→ **STATED GOAL**
Which lines contain the string "value"? Please list every one of them.

_ _ _ _ _ _ _

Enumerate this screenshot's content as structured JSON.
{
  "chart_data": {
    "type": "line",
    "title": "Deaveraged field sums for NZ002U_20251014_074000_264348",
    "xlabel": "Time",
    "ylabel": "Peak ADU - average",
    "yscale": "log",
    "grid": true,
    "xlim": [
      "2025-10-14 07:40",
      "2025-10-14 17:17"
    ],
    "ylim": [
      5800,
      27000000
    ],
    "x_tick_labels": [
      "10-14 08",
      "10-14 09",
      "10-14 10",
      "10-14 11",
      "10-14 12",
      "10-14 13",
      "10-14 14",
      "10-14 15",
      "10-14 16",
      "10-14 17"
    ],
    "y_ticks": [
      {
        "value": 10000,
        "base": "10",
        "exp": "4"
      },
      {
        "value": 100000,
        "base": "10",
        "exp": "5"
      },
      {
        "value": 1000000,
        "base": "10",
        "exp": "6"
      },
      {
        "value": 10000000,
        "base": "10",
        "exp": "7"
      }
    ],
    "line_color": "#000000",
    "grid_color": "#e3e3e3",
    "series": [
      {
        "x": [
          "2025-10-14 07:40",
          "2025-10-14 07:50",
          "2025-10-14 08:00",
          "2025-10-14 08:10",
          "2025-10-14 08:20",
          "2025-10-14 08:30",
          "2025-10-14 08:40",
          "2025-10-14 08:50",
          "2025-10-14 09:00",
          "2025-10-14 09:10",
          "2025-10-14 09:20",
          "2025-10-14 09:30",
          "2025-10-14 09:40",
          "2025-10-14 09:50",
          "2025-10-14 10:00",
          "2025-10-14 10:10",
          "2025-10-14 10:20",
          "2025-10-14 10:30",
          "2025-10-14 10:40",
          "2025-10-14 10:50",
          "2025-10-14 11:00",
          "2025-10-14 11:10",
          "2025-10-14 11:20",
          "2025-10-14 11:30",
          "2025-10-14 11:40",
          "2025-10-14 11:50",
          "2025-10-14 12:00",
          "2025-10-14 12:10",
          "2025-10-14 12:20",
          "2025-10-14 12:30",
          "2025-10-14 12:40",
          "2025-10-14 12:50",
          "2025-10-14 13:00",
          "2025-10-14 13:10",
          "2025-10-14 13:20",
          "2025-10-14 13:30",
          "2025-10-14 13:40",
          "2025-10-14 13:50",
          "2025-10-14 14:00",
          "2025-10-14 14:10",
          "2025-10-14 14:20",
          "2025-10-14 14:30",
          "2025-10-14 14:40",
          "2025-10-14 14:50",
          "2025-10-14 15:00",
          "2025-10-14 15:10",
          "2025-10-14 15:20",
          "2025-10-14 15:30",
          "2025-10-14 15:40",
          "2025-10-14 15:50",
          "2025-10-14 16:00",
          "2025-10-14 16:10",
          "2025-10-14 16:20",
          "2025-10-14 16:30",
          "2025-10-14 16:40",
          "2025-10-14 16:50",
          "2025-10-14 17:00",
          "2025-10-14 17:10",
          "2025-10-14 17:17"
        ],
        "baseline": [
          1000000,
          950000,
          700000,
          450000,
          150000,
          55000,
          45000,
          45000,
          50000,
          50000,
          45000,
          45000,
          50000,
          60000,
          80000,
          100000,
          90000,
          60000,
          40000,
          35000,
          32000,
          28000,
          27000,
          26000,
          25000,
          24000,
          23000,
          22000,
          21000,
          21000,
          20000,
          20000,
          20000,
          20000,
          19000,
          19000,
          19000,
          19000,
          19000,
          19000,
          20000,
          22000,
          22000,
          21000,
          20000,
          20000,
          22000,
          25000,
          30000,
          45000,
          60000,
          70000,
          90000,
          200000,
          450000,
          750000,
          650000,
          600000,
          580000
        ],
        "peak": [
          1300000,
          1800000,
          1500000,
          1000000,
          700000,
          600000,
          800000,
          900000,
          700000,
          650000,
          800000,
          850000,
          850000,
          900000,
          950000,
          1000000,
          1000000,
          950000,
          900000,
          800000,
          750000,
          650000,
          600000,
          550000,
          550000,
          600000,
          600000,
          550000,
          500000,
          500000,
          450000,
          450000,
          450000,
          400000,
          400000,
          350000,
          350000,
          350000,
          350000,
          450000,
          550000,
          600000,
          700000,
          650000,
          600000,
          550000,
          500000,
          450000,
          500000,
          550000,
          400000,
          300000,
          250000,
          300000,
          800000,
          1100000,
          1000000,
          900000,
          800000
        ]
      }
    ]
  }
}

_ _ _ _ _ _ _

→ **PROBLEM SOLUTION**
        "value": 10000,
        "value": 100000,
        "value": 1000000,
        "value": 10000000,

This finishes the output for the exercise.